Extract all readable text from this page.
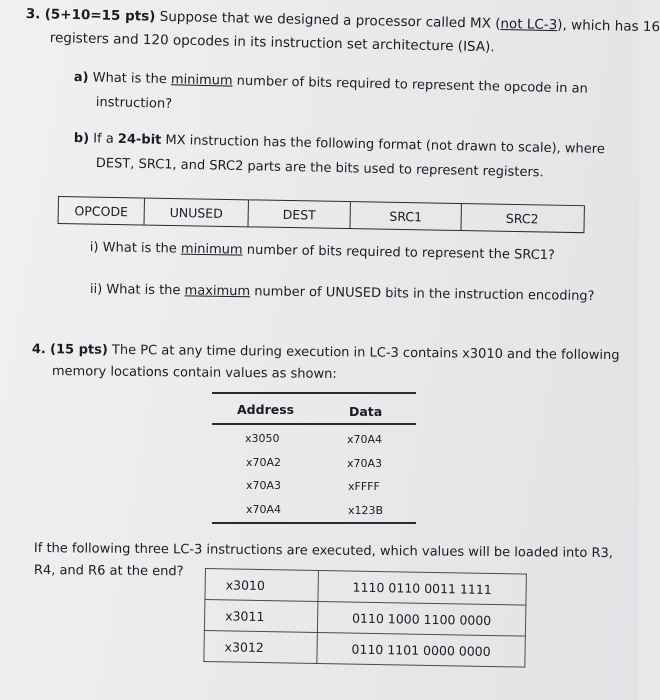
3. (5+10=15 pts) Suppose that we designed a processor called MX (not LC-3), which has 16
registers and 120 opcodes in its instruction set architecture (ISA).
a) What is the minimum number of bits required to represent the opcode in an
instruction?
b) If a 24-bit MX instruction has the following format (not drawn to scale), where
DEST, SRC1, and SRC2 parts are the bits used to represent registers.
OPCODE	UNUSED	DEST	SRC1	SRC2
i) What is the minimum number of bits required to represent the SRC1?
ii) What is the maximum number of UNUSED bits in the instruction encoding?
4. (15 pts) The PC at any time during execution in LC-3 contains x3010 and the following
memory locations contain values as shown:
Address	Data
x3050	x70A4
x70A2	x70A3
x70A3	xFFFF
x70A4	x123B
If the following three LC-3 instructions are executed, which values will be loaded into R3,
R4, and R6 at the end?
x3010	1110 0110 0011 1111
x3011	0110 1000 1100 0000
x3012	0110 1101 0000 0000
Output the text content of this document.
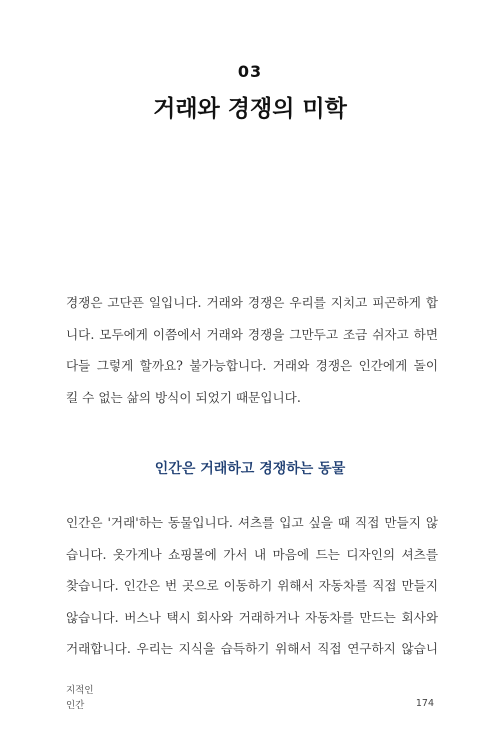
03
거래와 경쟁의 미학
경쟁은 고단픈 일입니다. 거래와 경쟁은 우리를 지치고 피곤하게 합
니다. 모두에게 이쯤에서 거래와 경쟁을 그만두고 조금 쉬자고 하면
다들 그렇게 할까요? 불가능합니다. 거래와 경쟁은 인간에게 돌이
킬 수 없는 삶의 방식이 되었기 때문입니다.
인간은 거래하고 경쟁하는 동물
인간은 '거래'하는 동물입니다. 셔츠를 입고 싶을 때 직접 만들지 않
습니다. 옷가게나 쇼핑몰에 가서 내 마음에 드는 디자인의 셔츠를
찾습니다. 인간은 번 곳으로 이동하기 위해서 자동차를 직접 만들지
않습니다. 버스나 택시 회사와 거래하거나 자동차를 만드는 회사와
거래합니다. 우리는 지식을 습득하기 위해서 직접 연구하지 않습니
지적인
인간	174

───

▸ Short problem:
Output, exactly, all the records above; include no pictures.

▸ Response to this exercise:
Extract all readable text from this page.
3. (5+10=15 pts) Suppose that we designed a processor called MX (not LC-3), which has 16
registers and 120 opcodes in its instruction set architecture (ISA).
a) What is the minimum number of bits required to represent the opcode in an
instruction?
b) If a 24-bit MX instruction has the following format (not drawn to scale), where
DEST, SRC1, and SRC2 parts are the bits used to represent registers.
OPCODE	UNUSED	DEST	SRC1	SRC2
i) What is the minimum number of bits required to represent the SRC1?
ii) What is the maximum number of UNUSED bits in the instruction encoding?
4. (15 pts) The PC at any time during execution in LC-3 contains x3010 and the following
memory locations contain values as shown:
Address	Data
x3050	x70A4
x70A2	x70A3
x70A3	xFFFF
x70A4	x123B
If the following three LC-3 instructions are executed, which values will be loaded into R3,
R4, and R6 at the end?
x3010	1110 0110 0011 1111
x3011	0110 1000 1100 0000
x3012	0110 1101 0000 0000
Output the text content of this document.
03
거래와 경쟁의 미학
경쟁은 고단픈 일입니다. 거래와 경쟁은 우리를 지치고 피곤하게 합
니다. 모두에게 이쯤에서 거래와 경쟁을 그만두고 조금 쉬자고 하면
다들 그렇게 할까요? 불가능합니다. 거래와 경쟁은 인간에게 돌이
킬 수 없는 삶의 방식이 되었기 때문입니다.
인간은 거래하고 경쟁하는 동물
인간은 '거래'하는 동물입니다. 셔츠를 입고 싶을 때 직접 만들지 않
습니다. 옷가게나 쇼핑몰에 가서 내 마음에 드는 디자인의 셔츠를
찾습니다. 인간은 번 곳으로 이동하기 위해서 자동차를 직접 만들지
않습니다. 버스나 택시 회사와 거래하거나 자동차를 만드는 회사와
거래합니다. 우리는 지식을 습득하기 위해서 직접 연구하지 않습니
지적인
인간	174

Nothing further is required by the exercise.